* Instruction *
Return each line holding the string "screenshot".

* Given records *

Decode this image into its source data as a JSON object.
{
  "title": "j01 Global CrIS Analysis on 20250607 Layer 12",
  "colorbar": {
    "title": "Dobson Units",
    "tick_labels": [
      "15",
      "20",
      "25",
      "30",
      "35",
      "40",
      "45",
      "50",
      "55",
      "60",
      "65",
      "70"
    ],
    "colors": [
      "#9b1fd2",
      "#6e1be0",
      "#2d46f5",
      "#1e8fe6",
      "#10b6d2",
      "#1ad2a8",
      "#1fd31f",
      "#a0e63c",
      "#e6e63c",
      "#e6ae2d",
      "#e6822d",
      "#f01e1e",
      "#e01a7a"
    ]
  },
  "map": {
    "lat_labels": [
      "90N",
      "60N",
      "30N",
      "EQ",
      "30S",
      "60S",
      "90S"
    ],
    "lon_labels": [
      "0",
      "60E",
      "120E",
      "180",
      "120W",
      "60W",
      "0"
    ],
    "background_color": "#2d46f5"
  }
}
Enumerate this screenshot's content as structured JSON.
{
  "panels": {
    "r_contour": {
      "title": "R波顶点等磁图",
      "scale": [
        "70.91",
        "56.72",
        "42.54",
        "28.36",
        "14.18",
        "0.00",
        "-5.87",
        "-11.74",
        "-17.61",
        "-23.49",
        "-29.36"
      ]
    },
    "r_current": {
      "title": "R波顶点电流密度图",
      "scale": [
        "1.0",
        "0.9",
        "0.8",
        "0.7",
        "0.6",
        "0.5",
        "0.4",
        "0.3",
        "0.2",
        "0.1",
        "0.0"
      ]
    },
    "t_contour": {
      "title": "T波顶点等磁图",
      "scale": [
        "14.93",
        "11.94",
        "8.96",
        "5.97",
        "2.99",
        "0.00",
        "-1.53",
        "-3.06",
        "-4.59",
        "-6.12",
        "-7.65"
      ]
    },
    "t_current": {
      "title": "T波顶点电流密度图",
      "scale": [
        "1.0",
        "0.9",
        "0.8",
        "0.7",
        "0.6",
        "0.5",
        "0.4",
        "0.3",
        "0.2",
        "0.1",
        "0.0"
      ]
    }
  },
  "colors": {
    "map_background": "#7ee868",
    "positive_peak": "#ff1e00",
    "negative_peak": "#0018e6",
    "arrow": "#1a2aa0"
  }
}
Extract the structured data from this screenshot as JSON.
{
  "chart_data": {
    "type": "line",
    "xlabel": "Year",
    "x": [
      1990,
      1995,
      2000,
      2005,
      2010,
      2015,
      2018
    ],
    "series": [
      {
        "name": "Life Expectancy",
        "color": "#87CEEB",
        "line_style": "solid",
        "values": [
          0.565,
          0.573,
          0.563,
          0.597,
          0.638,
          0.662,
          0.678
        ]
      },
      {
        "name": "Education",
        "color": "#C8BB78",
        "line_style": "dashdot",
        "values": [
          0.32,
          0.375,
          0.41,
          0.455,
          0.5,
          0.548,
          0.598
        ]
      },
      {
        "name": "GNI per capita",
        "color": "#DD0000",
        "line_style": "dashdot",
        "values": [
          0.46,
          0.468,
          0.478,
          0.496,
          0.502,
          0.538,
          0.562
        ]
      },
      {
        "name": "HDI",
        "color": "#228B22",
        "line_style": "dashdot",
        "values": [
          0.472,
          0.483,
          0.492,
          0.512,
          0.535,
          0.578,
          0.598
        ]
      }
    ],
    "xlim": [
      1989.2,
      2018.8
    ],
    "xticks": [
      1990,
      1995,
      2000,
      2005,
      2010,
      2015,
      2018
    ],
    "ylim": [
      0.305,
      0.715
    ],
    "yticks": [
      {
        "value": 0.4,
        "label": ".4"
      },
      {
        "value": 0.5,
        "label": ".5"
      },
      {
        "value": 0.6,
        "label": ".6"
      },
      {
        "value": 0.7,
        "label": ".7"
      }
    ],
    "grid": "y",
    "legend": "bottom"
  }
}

* Expected answer *
Enumerate this screenshot's content as structured JSON.
Extract the structured data from this screenshot as JSON.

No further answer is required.